/---

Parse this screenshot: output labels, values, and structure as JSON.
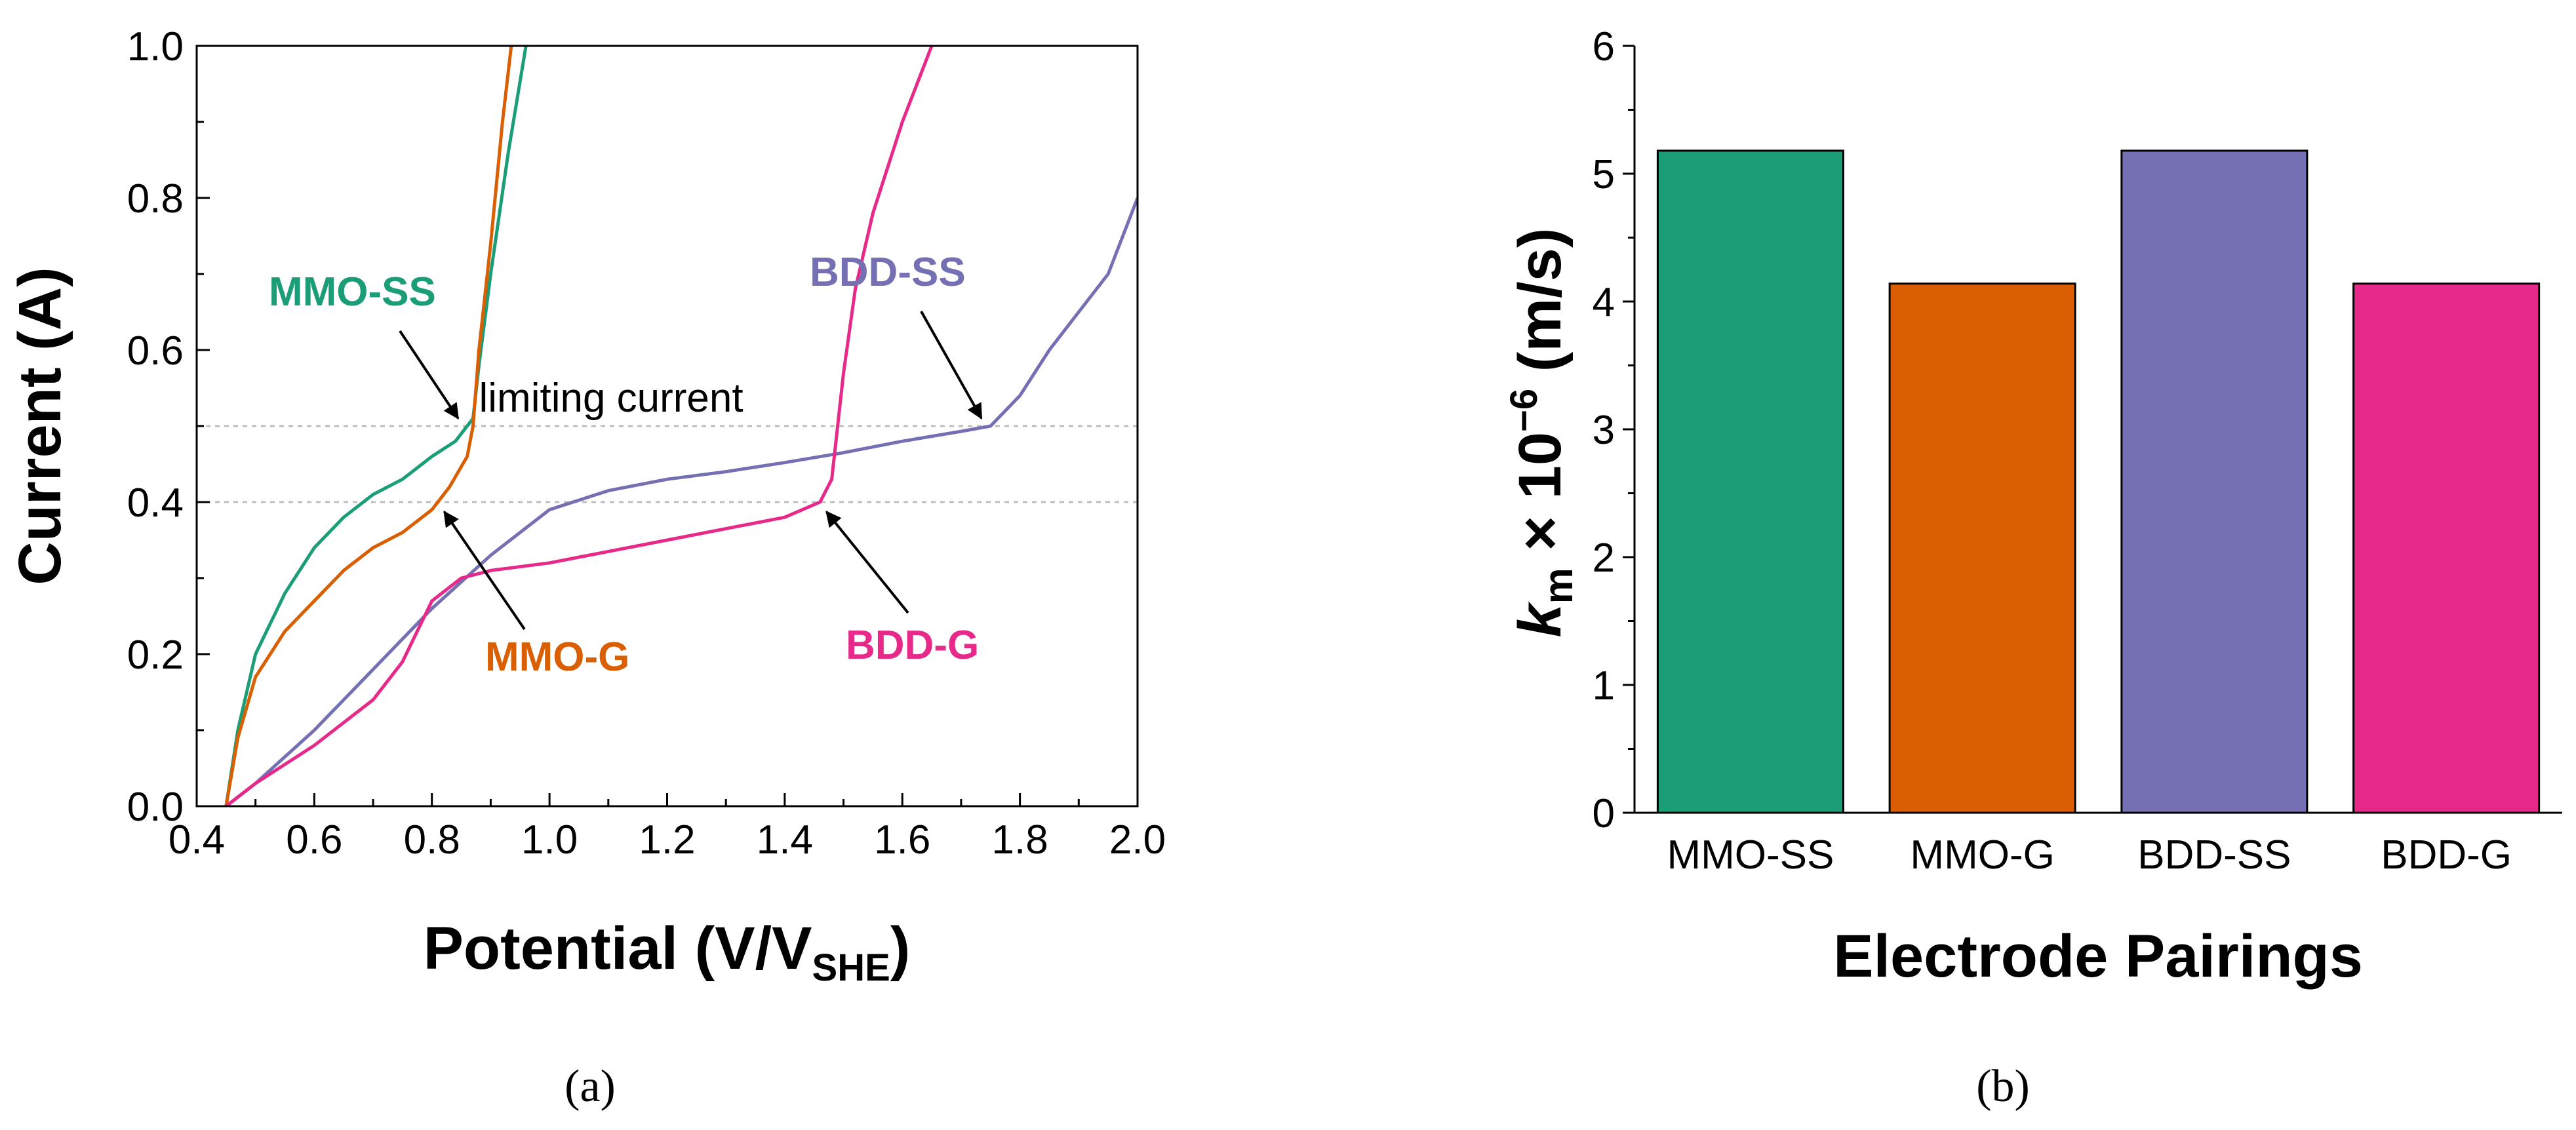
{
  "chart_data": [
    {
      "type": "line",
      "panel_label": "(a)",
      "xlabel_main": "Potential (V/V",
      "xlabel_sub": "SHE",
      "xlabel_close": ")",
      "ylabel": "Current (A)",
      "xlim": [
        0.4,
        2.0
      ],
      "ylim": [
        0.0,
        1.0
      ],
      "xticks": [
        "0.4",
        "0.6",
        "0.8",
        "1.0",
        "1.2",
        "1.4",
        "1.6",
        "1.8",
        "2.0"
      ],
      "yticks": [
        "0.0",
        "0.2",
        "0.4",
        "0.6",
        "0.8",
        "1.0"
      ],
      "reference_lines": [
        {
          "y": 0.5,
          "label": "limiting current"
        },
        {
          "y": 0.4,
          "label": ""
        }
      ],
      "series": [
        {
          "name": "MMO-SS",
          "color": "#1b9e77",
          "x": [
            0.45,
            0.47,
            0.5,
            0.55,
            0.6,
            0.65,
            0.7,
            0.75,
            0.8,
            0.84,
            0.87,
            0.88,
            0.9,
            0.93,
            0.96
          ],
          "y": [
            0.0,
            0.1,
            0.2,
            0.28,
            0.34,
            0.38,
            0.41,
            0.43,
            0.46,
            0.48,
            0.51,
            0.58,
            0.7,
            0.86,
            1.0
          ]
        },
        {
          "name": "MMO-G",
          "color": "#d95f02",
          "x": [
            0.45,
            0.47,
            0.5,
            0.55,
            0.6,
            0.65,
            0.7,
            0.75,
            0.8,
            0.83,
            0.86,
            0.87,
            0.88,
            0.9,
            0.92,
            0.935
          ],
          "y": [
            0.0,
            0.09,
            0.17,
            0.23,
            0.27,
            0.31,
            0.34,
            0.36,
            0.39,
            0.42,
            0.46,
            0.5,
            0.6,
            0.74,
            0.9,
            1.0
          ]
        },
        {
          "name": "BDD-SS",
          "color": "#7570b3",
          "x": [
            0.45,
            0.5,
            0.6,
            0.7,
            0.8,
            0.9,
            1.0,
            1.1,
            1.2,
            1.3,
            1.4,
            1.5,
            1.6,
            1.7,
            1.75,
            1.8,
            1.85,
            1.9,
            1.95,
            2.0
          ],
          "y": [
            0.0,
            0.03,
            0.1,
            0.18,
            0.26,
            0.33,
            0.39,
            0.415,
            0.43,
            0.44,
            0.452,
            0.465,
            0.48,
            0.493,
            0.5,
            0.54,
            0.6,
            0.65,
            0.7,
            0.8
          ]
        },
        {
          "name": "BDD-G",
          "color": "#e7298a",
          "x": [
            0.45,
            0.5,
            0.6,
            0.7,
            0.75,
            0.8,
            0.85,
            0.9,
            1.0,
            1.1,
            1.2,
            1.3,
            1.4,
            1.46,
            1.48,
            1.49,
            1.5,
            1.52,
            1.55,
            1.6,
            1.65
          ],
          "y": [
            0.0,
            0.03,
            0.08,
            0.14,
            0.19,
            0.27,
            0.3,
            0.31,
            0.32,
            0.335,
            0.35,
            0.365,
            0.38,
            0.4,
            0.43,
            0.5,
            0.57,
            0.68,
            0.78,
            0.9,
            1.0
          ]
        }
      ],
      "annotations": [
        {
          "series": "MMO-SS",
          "label": "MMO-SS",
          "point": [
            0.85,
            0.5
          ]
        },
        {
          "series": "MMO-G",
          "label": "MMO-G",
          "point": [
            0.81,
            0.4
          ]
        },
        {
          "series": "BDD-SS",
          "label": "BDD-SS",
          "point": [
            1.74,
            0.5
          ]
        },
        {
          "series": "BDD-G",
          "label": "BDD-G",
          "point": [
            1.46,
            0.4
          ]
        }
      ]
    },
    {
      "type": "bar",
      "panel_label": "(b)",
      "xlabel": "Electrode Pairings",
      "ylabel_k": "k",
      "ylabel_sub": "m",
      "ylabel_mid": " × 10",
      "ylabel_sup": "−6",
      "ylabel_end": " (m/s)",
      "ylim": [
        0,
        6
      ],
      "yticks": [
        "0",
        "1",
        "2",
        "3",
        "4",
        "5",
        "6"
      ],
      "categories": [
        "MMO-SS",
        "MMO-G",
        "BDD-SS",
        "BDD-G"
      ],
      "values": [
        5.18,
        4.14,
        5.18,
        4.14
      ],
      "colors": [
        "#1b9e77",
        "#d95f02",
        "#7570b3",
        "#e7298a"
      ]
    }
  ]
}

\---

#### Exercise directions
Transcribe the whole listing, character for character, but not its images.

#### Task result
Parse this screenshot: output labels, values, and structure as JSON.
{
  "chart_data": [
    {
      "type": "line",
      "panel_label": "(a)",
      "xlabel_main": "Potential (V/V",
      "xlabel_sub": "SHE",
      "xlabel_close": ")",
      "ylabel": "Current (A)",
      "xlim": [
        0.4,
        2.0
      ],
      "ylim": [
        0.0,
        1.0
      ],
      "xticks": [
        "0.4",
        "0.6",
        "0.8",
        "1.0",
        "1.2",
        "1.4",
        "1.6",
        "1.8",
        "2.0"
      ],
      "yticks": [
        "0.0",
        "0.2",
        "0.4",
        "0.6",
        "0.8",
        "1.0"
      ],
      "reference_lines": [
        {
          "y": 0.5,
          "label": "limiting current"
        },
        {
          "y": 0.4,
          "label": ""
        }
      ],
      "series": [
        {
          "name": "MMO-SS",
          "color": "#1b9e77",
          "x": [
            0.45,
            0.47,
            0.5,
            0.55,
            0.6,
            0.65,
            0.7,
            0.75,
            0.8,
            0.84,
            0.87,
            0.88,
            0.9,
            0.93,
            0.96
          ],
          "y": [
            0.0,
            0.1,
            0.2,
            0.28,
            0.34,
            0.38,
            0.41,
            0.43,
            0.46,
            0.48,
            0.51,
            0.58,
            0.7,
            0.86,
            1.0
          ]
        },
        {
          "name": "MMO-G",
          "color": "#d95f02",
          "x": [
            0.45,
            0.47,
            0.5,
            0.55,
            0.6,
            0.65,
            0.7,
            0.75,
            0.8,
            0.83,
            0.86,
            0.87,
            0.88,
            0.9,
            0.92,
            0.935
          ],
          "y": [
            0.0,
            0.09,
            0.17,
            0.23,
            0.27,
            0.31,
            0.34,
            0.36,
            0.39,
            0.42,
            0.46,
            0.5,
            0.6,
            0.74,
            0.9,
            1.0
          ]
        },
        {
          "name": "BDD-SS",
          "color": "#7570b3",
          "x": [
            0.45,
            0.5,
            0.6,
            0.7,
            0.8,
            0.9,
            1.0,
            1.1,
            1.2,
            1.3,
            1.4,
            1.5,
            1.6,
            1.7,
            1.75,
            1.8,
            1.85,
            1.9,
            1.95,
            2.0
          ],
          "y": [
            0.0,
            0.03,
            0.1,
            0.18,
            0.26,
            0.33,
            0.39,
            0.415,
            0.43,
            0.44,
            0.452,
            0.465,
            0.48,
            0.493,
            0.5,
            0.54,
            0.6,
            0.65,
            0.7,
            0.8
          ]
        },
        {
          "name": "BDD-G",
          "color": "#e7298a",
          "x": [
            0.45,
            0.5,
            0.6,
            0.7,
            0.75,
            0.8,
            0.85,
            0.9,
            1.0,
            1.1,
            1.2,
            1.3,
            1.4,
            1.46,
            1.48,
            1.49,
            1.5,
            1.52,
            1.55,
            1.6,
            1.65
          ],
          "y": [
            0.0,
            0.03,
            0.08,
            0.14,
            0.19,
            0.27,
            0.3,
            0.31,
            0.32,
            0.335,
            0.35,
            0.365,
            0.38,
            0.4,
            0.43,
            0.5,
            0.57,
            0.68,
            0.78,
            0.9,
            1.0
          ]
        }
      ],
      "annotations": [
        {
          "series": "MMO-SS",
          "label": "MMO-SS",
          "point": [
            0.85,
            0.5
          ]
        },
        {
          "series": "MMO-G",
          "label": "MMO-G",
          "point": [
            0.81,
            0.4
          ]
        },
        {
          "series": "BDD-SS",
          "label": "BDD-SS",
          "point": [
            1.74,
            0.5
          ]
        },
        {
          "series": "BDD-G",
          "label": "BDD-G",
          "point": [
            1.46,
            0.4
          ]
        }
      ]
    },
    {
      "type": "bar",
      "panel_label": "(b)",
      "xlabel": "Electrode Pairings",
      "ylabel_k": "k",
      "ylabel_sub": "m",
      "ylabel_mid": " × 10",
      "ylabel_sup": "−6",
      "ylabel_end": " (m/s)",
      "ylim": [
        0,
        6
      ],
      "yticks": [
        "0",
        "1",
        "2",
        "3",
        "4",
        "5",
        "6"
      ],
      "categories": [
        "MMO-SS",
        "MMO-G",
        "BDD-SS",
        "BDD-G"
      ],
      "values": [
        5.18,
        4.14,
        5.18,
        4.14
      ],
      "colors": [
        "#1b9e77",
        "#d95f02",
        "#7570b3",
        "#e7298a"
      ]
    }
  ]
}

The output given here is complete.